● REQUIREMENT:
Gather the lines below that include the string "this", copying each in full.

● DATASET ENTRIES:
======
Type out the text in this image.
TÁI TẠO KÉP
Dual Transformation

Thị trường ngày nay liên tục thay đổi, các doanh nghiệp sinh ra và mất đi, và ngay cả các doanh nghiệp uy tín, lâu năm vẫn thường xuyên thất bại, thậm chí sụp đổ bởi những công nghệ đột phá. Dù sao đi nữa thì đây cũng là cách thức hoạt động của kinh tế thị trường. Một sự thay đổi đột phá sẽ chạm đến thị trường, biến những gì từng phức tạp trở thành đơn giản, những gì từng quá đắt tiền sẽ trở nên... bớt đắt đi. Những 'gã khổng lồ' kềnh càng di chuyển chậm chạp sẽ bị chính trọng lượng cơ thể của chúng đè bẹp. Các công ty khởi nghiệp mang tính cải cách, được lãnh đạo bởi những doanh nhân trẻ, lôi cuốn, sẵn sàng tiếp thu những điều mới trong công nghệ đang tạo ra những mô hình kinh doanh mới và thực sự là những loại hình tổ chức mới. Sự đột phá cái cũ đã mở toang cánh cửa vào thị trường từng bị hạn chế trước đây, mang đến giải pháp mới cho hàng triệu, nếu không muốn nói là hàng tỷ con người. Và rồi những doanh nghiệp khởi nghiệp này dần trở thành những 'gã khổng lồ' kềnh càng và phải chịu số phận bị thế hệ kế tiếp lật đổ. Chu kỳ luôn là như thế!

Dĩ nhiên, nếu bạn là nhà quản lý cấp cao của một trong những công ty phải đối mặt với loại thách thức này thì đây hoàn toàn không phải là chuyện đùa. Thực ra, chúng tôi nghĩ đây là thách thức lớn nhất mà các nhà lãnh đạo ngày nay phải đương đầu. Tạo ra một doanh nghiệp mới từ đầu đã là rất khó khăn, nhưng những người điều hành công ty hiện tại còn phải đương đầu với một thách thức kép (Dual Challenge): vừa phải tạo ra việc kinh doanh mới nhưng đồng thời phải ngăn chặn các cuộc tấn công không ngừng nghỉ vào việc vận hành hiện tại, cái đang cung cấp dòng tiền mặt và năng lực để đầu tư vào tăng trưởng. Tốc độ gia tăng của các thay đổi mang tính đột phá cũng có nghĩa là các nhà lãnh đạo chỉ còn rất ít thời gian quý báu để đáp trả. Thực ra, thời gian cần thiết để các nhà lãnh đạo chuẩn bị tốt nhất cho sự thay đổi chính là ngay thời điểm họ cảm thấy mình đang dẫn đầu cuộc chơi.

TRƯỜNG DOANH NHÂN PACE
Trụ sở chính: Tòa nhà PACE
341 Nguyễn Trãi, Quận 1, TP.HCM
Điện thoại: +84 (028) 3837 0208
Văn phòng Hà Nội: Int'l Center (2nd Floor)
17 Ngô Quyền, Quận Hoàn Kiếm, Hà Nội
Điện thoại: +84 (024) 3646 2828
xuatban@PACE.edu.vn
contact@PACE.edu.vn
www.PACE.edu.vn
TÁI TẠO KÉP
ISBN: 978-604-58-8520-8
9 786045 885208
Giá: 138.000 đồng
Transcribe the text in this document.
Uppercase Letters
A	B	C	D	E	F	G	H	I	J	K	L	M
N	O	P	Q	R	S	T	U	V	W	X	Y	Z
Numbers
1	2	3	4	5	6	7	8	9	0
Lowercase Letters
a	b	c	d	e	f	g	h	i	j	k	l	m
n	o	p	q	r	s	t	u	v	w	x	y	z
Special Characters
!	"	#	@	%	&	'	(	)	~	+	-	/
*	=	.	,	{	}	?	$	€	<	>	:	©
======
● THE OUTPUT:
Type out the text in this image.
Transcribe the text in this document.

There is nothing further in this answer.